··· Material supplied

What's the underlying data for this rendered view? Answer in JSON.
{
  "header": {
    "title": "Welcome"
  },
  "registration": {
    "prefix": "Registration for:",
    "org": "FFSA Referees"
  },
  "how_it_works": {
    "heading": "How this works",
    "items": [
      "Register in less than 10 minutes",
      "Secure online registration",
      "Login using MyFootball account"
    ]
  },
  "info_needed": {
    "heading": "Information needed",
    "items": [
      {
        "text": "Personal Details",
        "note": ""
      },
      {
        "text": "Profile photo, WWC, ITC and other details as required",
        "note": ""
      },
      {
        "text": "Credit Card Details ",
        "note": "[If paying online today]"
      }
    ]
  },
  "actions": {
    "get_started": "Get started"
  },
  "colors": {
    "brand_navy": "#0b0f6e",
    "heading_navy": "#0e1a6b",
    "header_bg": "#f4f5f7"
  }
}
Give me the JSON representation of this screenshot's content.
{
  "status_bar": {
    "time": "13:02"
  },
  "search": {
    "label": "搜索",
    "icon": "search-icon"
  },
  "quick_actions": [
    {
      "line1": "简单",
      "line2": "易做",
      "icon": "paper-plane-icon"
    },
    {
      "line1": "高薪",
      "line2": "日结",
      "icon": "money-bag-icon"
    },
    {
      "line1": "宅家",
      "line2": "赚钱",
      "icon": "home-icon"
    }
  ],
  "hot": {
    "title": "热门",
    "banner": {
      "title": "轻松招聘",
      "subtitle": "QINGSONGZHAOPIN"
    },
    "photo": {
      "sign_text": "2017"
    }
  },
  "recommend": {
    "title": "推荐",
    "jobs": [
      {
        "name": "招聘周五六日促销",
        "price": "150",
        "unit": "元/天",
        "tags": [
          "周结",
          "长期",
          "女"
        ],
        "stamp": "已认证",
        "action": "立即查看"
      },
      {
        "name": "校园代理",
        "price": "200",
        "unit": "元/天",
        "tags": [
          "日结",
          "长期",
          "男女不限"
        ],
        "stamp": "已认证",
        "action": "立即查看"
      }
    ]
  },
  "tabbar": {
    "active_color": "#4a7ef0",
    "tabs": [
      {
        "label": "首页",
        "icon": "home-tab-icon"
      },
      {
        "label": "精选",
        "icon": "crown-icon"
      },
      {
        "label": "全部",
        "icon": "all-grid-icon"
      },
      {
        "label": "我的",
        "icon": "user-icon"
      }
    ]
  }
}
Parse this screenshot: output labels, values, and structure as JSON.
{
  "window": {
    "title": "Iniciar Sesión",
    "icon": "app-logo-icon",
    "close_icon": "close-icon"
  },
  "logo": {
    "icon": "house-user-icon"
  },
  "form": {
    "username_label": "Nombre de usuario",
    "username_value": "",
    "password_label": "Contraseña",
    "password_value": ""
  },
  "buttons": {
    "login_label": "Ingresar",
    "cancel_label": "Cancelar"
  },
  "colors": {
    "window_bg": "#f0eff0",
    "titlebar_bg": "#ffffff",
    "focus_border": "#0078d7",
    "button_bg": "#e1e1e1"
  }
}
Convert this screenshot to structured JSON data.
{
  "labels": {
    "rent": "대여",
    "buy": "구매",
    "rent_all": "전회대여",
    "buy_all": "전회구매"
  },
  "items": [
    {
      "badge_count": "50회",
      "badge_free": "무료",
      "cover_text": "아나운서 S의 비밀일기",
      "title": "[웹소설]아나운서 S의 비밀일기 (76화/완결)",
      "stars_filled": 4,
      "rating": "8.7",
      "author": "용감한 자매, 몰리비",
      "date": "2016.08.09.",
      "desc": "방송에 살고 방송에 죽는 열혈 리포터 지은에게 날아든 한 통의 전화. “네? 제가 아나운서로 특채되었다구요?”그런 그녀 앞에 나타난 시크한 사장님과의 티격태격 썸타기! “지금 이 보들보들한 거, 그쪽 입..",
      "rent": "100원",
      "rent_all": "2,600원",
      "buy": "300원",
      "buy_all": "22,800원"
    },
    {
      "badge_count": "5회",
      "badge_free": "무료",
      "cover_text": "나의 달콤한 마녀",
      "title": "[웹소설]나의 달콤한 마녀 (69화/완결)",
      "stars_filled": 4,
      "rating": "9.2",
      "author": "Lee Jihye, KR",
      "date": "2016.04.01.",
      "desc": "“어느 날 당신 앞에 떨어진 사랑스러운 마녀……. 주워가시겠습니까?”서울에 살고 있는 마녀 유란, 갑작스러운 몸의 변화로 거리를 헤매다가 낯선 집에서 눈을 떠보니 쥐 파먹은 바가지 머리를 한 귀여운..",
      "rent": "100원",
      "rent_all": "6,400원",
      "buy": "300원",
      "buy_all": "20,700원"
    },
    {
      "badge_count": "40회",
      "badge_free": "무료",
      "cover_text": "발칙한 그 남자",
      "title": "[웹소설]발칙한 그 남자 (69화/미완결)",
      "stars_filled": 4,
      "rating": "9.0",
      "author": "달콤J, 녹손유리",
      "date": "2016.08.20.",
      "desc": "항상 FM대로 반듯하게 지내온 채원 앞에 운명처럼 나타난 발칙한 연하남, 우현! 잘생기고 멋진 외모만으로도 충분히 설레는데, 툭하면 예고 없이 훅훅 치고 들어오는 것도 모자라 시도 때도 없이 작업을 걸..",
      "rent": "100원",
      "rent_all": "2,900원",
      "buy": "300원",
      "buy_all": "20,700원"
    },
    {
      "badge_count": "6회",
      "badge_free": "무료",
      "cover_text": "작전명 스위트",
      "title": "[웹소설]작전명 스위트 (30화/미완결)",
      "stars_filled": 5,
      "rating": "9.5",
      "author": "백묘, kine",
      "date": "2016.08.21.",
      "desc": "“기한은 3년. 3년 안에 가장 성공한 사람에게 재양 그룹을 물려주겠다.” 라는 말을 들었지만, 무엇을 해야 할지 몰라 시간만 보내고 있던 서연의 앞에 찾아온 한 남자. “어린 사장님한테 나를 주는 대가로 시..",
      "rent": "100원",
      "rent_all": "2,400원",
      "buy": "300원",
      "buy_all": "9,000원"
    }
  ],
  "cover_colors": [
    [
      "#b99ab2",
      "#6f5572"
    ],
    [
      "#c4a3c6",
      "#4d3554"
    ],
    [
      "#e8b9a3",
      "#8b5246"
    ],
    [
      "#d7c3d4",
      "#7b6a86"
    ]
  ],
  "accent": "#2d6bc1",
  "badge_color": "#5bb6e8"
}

······

Copy out each line that contains the word "desc".

      "desc": "방송에 살고 방송에 죽는 열혈 리포터 지은에게 날아든 한 통의 전화. “네? 제가 아나운서로 특채되었다구요?”그런 그녀 앞에 나타난 시크한 사장님과의 티격태격 썸타기! “지금 이 보들보들한 거, 그쪽 입..",
      "desc": "“어느 날 당신 앞에 떨어진 사랑스러운 마녀……. 주워가시겠습니까?”서울에 살고 있는 마녀 유란, 갑작스러운 몸의 변화로 거리를 헤매다가 낯선 집에서 눈을 떠보니 쥐 파먹은 바가지 머리를 한 귀여운..",
      "desc": "항상 FM대로 반듯하게 지내온 채원 앞에 운명처럼 나타난 발칙한 연하남, 우현! 잘생기고 멋진 외모만으로도 충분히 설레는데, 툭하면 예고 없이 훅훅 치고 들어오는 것도 모자라 시도 때도 없이 작업을 걸..",
      "desc": "“기한은 3년. 3년 안에 가장 성공한 사람에게 재양 그룹을 물려주겠다.” 라는 말을 들었지만, 무엇을 해야 할지 몰라 시간만 보내고 있던 서연의 앞에 찾아온 한 남자. “어린 사장님한테 나를 주는 대가로 시..",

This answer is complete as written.